## START

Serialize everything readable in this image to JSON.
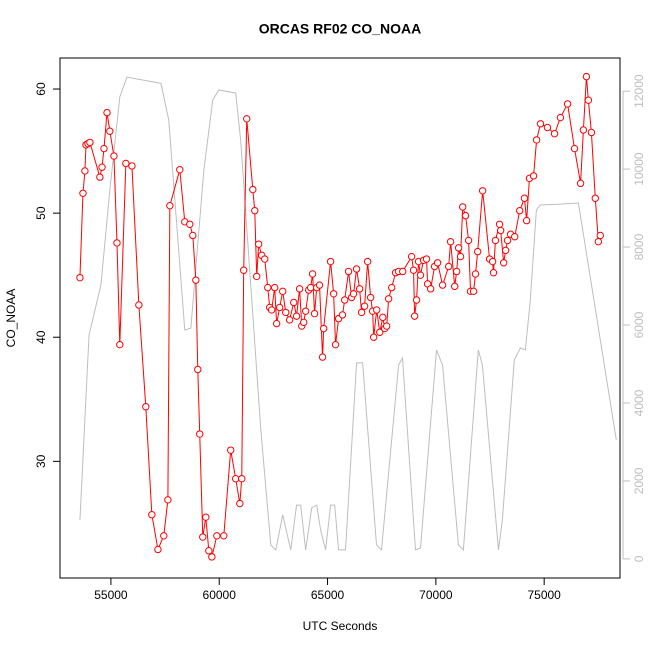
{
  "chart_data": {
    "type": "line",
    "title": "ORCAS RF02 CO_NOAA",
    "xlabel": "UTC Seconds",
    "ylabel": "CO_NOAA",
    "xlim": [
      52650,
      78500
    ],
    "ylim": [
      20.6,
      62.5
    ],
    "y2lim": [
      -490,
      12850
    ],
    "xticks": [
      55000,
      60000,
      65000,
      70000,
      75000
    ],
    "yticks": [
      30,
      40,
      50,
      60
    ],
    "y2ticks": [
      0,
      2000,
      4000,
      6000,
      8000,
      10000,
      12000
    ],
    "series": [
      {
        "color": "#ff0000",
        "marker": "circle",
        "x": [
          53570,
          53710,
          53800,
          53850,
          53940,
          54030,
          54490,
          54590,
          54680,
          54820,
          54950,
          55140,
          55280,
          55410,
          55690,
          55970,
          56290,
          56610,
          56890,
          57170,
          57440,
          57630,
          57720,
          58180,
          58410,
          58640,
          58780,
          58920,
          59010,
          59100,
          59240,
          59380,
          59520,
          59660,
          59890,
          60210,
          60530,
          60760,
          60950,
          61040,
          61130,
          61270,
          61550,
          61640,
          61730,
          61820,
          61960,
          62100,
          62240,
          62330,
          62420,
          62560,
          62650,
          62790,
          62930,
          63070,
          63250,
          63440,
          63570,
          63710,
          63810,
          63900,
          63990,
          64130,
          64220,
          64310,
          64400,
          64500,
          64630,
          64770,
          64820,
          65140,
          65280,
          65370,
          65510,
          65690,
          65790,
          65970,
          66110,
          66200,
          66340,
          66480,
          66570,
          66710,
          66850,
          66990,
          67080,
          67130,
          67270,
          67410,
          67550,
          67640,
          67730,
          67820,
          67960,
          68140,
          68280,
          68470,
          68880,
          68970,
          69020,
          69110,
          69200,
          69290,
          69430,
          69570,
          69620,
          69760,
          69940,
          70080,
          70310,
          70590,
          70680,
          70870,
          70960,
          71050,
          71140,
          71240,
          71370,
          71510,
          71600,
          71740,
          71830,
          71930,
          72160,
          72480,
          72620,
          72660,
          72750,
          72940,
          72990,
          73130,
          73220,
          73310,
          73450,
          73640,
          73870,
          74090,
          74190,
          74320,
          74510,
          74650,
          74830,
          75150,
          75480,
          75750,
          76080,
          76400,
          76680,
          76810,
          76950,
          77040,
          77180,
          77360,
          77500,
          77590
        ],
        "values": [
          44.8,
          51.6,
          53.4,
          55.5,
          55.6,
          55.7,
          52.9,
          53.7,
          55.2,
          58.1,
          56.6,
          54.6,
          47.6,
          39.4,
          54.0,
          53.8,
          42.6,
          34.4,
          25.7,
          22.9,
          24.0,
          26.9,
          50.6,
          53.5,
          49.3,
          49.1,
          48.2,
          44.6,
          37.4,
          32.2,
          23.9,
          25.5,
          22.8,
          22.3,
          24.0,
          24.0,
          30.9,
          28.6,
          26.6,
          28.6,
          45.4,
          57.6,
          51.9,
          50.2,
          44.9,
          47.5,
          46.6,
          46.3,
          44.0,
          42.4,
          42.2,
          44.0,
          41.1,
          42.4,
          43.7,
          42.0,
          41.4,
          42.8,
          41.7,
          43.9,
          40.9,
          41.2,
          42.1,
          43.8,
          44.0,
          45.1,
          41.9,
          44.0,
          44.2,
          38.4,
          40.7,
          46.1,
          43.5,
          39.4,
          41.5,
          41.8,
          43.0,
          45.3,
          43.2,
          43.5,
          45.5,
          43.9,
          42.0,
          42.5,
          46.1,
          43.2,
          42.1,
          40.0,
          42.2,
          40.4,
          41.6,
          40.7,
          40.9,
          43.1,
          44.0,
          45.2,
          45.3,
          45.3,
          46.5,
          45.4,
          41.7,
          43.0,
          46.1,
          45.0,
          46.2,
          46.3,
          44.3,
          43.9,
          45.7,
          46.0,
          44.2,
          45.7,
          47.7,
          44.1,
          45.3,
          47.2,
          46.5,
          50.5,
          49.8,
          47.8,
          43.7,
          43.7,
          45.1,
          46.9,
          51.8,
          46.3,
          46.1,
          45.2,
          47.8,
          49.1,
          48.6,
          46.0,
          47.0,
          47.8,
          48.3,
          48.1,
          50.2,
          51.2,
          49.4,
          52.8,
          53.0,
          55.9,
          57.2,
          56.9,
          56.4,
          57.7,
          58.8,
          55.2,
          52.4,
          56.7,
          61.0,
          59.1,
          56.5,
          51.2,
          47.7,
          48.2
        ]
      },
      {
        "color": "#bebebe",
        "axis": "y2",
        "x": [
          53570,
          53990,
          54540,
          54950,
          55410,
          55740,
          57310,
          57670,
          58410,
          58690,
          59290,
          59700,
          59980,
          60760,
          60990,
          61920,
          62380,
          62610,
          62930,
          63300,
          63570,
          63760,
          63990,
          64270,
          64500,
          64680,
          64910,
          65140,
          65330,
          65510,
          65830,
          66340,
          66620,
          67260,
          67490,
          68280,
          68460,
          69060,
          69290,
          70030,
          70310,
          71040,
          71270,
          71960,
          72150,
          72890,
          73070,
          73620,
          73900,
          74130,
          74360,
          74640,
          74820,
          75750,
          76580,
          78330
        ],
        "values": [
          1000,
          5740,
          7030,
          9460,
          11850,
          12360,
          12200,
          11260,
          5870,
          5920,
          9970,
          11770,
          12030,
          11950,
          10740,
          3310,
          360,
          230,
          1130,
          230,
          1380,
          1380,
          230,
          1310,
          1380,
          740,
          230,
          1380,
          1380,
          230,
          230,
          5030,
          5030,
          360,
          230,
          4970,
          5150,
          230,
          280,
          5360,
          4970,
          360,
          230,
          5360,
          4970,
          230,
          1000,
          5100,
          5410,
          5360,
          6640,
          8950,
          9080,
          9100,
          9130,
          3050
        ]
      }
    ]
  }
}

## END

> _Stated task_:
Copy the data exactly. Any picture it contains is to be omitted.

> _Solution for this exercise_:
Serialize everything readable in this image to JSON.
{
  "chart_data": {
    "type": "line",
    "title": "ORCAS RF02 CO_NOAA",
    "xlabel": "UTC Seconds",
    "ylabel": "CO_NOAA",
    "xlim": [
      52650,
      78500
    ],
    "ylim": [
      20.6,
      62.5
    ],
    "y2lim": [
      -490,
      12850
    ],
    "xticks": [
      55000,
      60000,
      65000,
      70000,
      75000
    ],
    "yticks": [
      30,
      40,
      50,
      60
    ],
    "y2ticks": [
      0,
      2000,
      4000,
      6000,
      8000,
      10000,
      12000
    ],
    "series": [
      {
        "color": "#ff0000",
        "marker": "circle",
        "x": [
          53570,
          53710,
          53800,
          53850,
          53940,
          54030,
          54490,
          54590,
          54680,
          54820,
          54950,
          55140,
          55280,
          55410,
          55690,
          55970,
          56290,
          56610,
          56890,
          57170,
          57440,
          57630,
          57720,
          58180,
          58410,
          58640,
          58780,
          58920,
          59010,
          59100,
          59240,
          59380,
          59520,
          59660,
          59890,
          60210,
          60530,
          60760,
          60950,
          61040,
          61130,
          61270,
          61550,
          61640,
          61730,
          61820,
          61960,
          62100,
          62240,
          62330,
          62420,
          62560,
          62650,
          62790,
          62930,
          63070,
          63250,
          63440,
          63570,
          63710,
          63810,
          63900,
          63990,
          64130,
          64220,
          64310,
          64400,
          64500,
          64630,
          64770,
          64820,
          65140,
          65280,
          65370,
          65510,
          65690,
          65790,
          65970,
          66110,
          66200,
          66340,
          66480,
          66570,
          66710,
          66850,
          66990,
          67080,
          67130,
          67270,
          67410,
          67550,
          67640,
          67730,
          67820,
          67960,
          68140,
          68280,
          68470,
          68880,
          68970,
          69020,
          69110,
          69200,
          69290,
          69430,
          69570,
          69620,
          69760,
          69940,
          70080,
          70310,
          70590,
          70680,
          70870,
          70960,
          71050,
          71140,
          71240,
          71370,
          71510,
          71600,
          71740,
          71830,
          71930,
          72160,
          72480,
          72620,
          72660,
          72750,
          72940,
          72990,
          73130,
          73220,
          73310,
          73450,
          73640,
          73870,
          74090,
          74190,
          74320,
          74510,
          74650,
          74830,
          75150,
          75480,
          75750,
          76080,
          76400,
          76680,
          76810,
          76950,
          77040,
          77180,
          77360,
          77500,
          77590
        ],
        "values": [
          44.8,
          51.6,
          53.4,
          55.5,
          55.6,
          55.7,
          52.9,
          53.7,
          55.2,
          58.1,
          56.6,
          54.6,
          47.6,
          39.4,
          54.0,
          53.8,
          42.6,
          34.4,
          25.7,
          22.9,
          24.0,
          26.9,
          50.6,
          53.5,
          49.3,
          49.1,
          48.2,
          44.6,
          37.4,
          32.2,
          23.9,
          25.5,
          22.8,
          22.3,
          24.0,
          24.0,
          30.9,
          28.6,
          26.6,
          28.6,
          45.4,
          57.6,
          51.9,
          50.2,
          44.9,
          47.5,
          46.6,
          46.3,
          44.0,
          42.4,
          42.2,
          44.0,
          41.1,
          42.4,
          43.7,
          42.0,
          41.4,
          42.8,
          41.7,
          43.9,
          40.9,
          41.2,
          42.1,
          43.8,
          44.0,
          45.1,
          41.9,
          44.0,
          44.2,
          38.4,
          40.7,
          46.1,
          43.5,
          39.4,
          41.5,
          41.8,
          43.0,
          45.3,
          43.2,
          43.5,
          45.5,
          43.9,
          42.0,
          42.5,
          46.1,
          43.2,
          42.1,
          40.0,
          42.2,
          40.4,
          41.6,
          40.7,
          40.9,
          43.1,
          44.0,
          45.2,
          45.3,
          45.3,
          46.5,
          45.4,
          41.7,
          43.0,
          46.1,
          45.0,
          46.2,
          46.3,
          44.3,
          43.9,
          45.7,
          46.0,
          44.2,
          45.7,
          47.7,
          44.1,
          45.3,
          47.2,
          46.5,
          50.5,
          49.8,
          47.8,
          43.7,
          43.7,
          45.1,
          46.9,
          51.8,
          46.3,
          46.1,
          45.2,
          47.8,
          49.1,
          48.6,
          46.0,
          47.0,
          47.8,
          48.3,
          48.1,
          50.2,
          51.2,
          49.4,
          52.8,
          53.0,
          55.9,
          57.2,
          56.9,
          56.4,
          57.7,
          58.8,
          55.2,
          52.4,
          56.7,
          61.0,
          59.1,
          56.5,
          51.2,
          47.7,
          48.2
        ]
      },
      {
        "color": "#bebebe",
        "axis": "y2",
        "x": [
          53570,
          53990,
          54540,
          54950,
          55410,
          55740,
          57310,
          57670,
          58410,
          58690,
          59290,
          59700,
          59980,
          60760,
          60990,
          61920,
          62380,
          62610,
          62930,
          63300,
          63570,
          63760,
          63990,
          64270,
          64500,
          64680,
          64910,
          65140,
          65330,
          65510,
          65830,
          66340,
          66620,
          67260,
          67490,
          68280,
          68460,
          69060,
          69290,
          70030,
          70310,
          71040,
          71270,
          71960,
          72150,
          72890,
          73070,
          73620,
          73900,
          74130,
          74360,
          74640,
          74820,
          75750,
          76580,
          78330
        ],
        "values": [
          1000,
          5740,
          7030,
          9460,
          11850,
          12360,
          12200,
          11260,
          5870,
          5920,
          9970,
          11770,
          12030,
          11950,
          10740,
          3310,
          360,
          230,
          1130,
          230,
          1380,
          1380,
          230,
          1310,
          1380,
          740,
          230,
          1380,
          1380,
          230,
          230,
          5030,
          5030,
          360,
          230,
          4970,
          5150,
          230,
          280,
          5360,
          4970,
          360,
          230,
          5360,
          4970,
          230,
          1000,
          5100,
          5410,
          5360,
          6640,
          8950,
          9080,
          9100,
          9130,
          3050
        ]
      }
    ]
  }
}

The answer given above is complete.